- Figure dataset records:
■ ■ ■ ■ ■ ■ ■
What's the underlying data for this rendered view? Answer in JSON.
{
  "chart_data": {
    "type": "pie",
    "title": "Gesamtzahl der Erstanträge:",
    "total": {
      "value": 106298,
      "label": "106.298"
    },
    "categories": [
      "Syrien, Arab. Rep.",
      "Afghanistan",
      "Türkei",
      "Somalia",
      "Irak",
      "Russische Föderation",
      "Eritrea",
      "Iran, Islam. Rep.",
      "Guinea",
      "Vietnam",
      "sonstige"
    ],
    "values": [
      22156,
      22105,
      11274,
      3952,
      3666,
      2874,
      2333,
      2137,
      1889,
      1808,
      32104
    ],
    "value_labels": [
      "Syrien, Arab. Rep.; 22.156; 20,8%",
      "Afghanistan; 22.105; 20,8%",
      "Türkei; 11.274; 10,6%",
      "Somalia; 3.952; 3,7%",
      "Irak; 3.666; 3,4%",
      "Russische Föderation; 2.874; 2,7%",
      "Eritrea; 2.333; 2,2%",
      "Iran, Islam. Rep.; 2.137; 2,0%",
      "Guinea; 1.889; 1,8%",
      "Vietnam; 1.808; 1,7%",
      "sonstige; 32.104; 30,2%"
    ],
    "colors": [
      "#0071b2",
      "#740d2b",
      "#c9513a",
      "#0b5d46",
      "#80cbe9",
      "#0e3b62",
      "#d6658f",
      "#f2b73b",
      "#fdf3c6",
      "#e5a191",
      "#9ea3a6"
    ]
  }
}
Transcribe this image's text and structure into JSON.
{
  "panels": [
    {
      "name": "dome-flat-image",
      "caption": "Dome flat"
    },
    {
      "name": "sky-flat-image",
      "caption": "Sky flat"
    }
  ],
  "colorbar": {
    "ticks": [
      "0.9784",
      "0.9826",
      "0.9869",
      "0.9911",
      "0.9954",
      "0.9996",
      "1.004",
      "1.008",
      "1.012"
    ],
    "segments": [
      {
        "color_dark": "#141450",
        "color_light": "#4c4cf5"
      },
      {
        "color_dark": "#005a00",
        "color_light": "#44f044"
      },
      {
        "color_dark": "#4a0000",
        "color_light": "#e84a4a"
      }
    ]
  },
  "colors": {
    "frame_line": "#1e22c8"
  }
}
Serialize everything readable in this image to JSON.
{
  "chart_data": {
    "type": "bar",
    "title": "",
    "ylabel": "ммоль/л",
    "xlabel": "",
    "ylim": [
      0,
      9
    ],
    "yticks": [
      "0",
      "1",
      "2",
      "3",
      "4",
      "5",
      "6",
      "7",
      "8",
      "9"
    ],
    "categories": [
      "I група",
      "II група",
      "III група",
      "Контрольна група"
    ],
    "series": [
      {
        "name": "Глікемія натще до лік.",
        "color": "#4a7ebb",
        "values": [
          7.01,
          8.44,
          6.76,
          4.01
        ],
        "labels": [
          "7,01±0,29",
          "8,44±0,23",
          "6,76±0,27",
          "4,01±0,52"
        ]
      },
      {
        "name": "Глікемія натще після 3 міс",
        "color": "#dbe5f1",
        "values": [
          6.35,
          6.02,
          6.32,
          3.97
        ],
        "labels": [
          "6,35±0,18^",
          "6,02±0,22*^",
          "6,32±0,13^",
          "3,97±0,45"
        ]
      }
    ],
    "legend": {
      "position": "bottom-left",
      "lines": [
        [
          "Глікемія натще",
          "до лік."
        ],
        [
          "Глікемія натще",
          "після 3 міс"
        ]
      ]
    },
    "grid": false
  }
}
■ ■ ■ ■ ■ ■ ■
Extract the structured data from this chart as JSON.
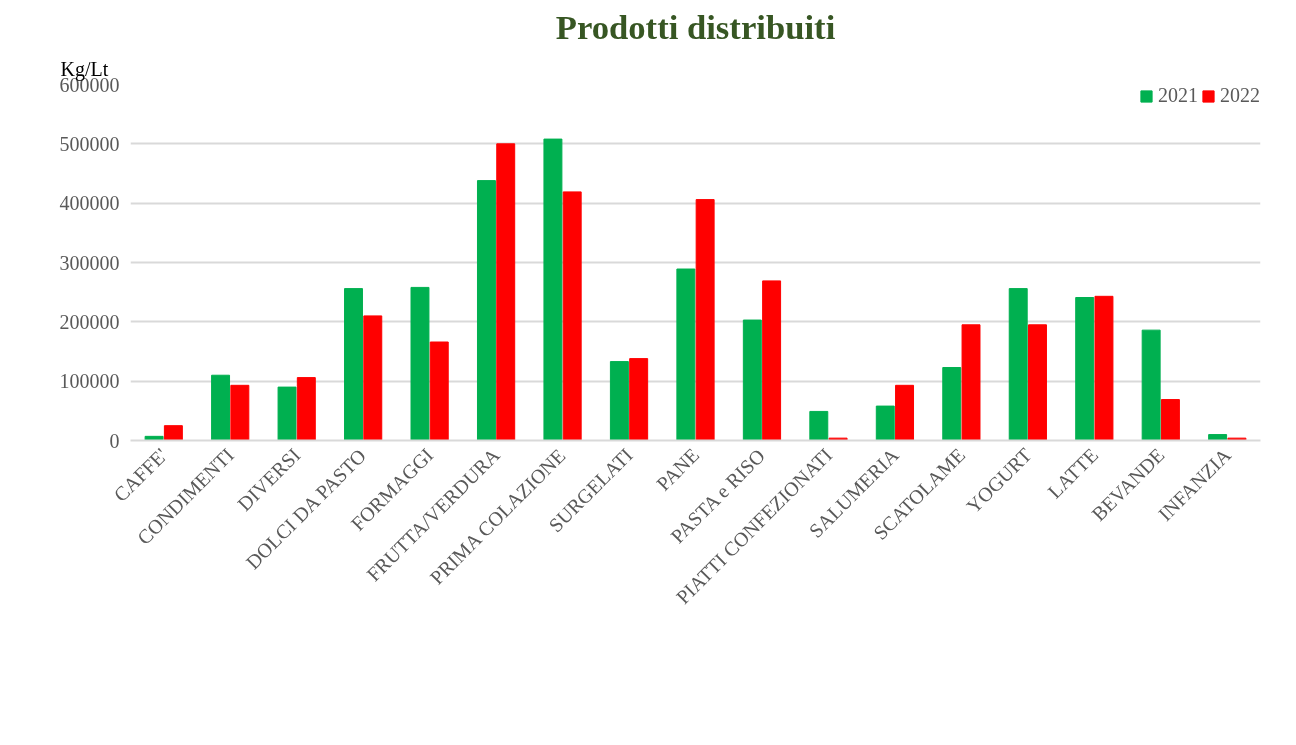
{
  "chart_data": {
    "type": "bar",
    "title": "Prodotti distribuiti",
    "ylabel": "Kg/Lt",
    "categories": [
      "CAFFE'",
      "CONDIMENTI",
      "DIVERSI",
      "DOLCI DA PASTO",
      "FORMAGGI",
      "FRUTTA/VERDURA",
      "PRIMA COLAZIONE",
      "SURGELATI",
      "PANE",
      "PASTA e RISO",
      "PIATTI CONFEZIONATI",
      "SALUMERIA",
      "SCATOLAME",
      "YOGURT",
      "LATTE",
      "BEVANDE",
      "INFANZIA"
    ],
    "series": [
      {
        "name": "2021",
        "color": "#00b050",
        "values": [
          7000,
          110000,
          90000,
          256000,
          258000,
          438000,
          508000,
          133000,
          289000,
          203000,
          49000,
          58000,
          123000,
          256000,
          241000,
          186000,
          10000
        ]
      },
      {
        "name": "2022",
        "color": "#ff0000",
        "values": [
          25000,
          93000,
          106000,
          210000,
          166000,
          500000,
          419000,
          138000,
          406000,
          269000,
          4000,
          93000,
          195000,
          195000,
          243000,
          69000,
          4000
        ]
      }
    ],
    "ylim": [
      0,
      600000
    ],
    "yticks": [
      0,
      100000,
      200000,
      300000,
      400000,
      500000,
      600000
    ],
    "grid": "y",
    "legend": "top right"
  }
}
■ ■ ■ ■ ■ ■ ■
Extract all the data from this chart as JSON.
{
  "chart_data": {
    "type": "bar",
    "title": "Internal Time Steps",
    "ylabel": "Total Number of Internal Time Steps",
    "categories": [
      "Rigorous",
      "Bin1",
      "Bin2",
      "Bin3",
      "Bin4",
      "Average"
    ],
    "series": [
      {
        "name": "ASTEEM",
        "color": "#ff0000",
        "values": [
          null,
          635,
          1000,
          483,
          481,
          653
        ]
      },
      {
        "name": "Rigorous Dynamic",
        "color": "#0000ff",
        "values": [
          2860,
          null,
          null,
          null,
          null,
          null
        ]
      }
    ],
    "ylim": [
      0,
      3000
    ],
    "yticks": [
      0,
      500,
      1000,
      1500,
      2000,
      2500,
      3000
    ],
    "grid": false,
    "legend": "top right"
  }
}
■ ■ ■ ■ ■ ■ ■
- Directions: Check each line above for the word "flat" and say how many have it, with nothing else.

- Exercise solution: 4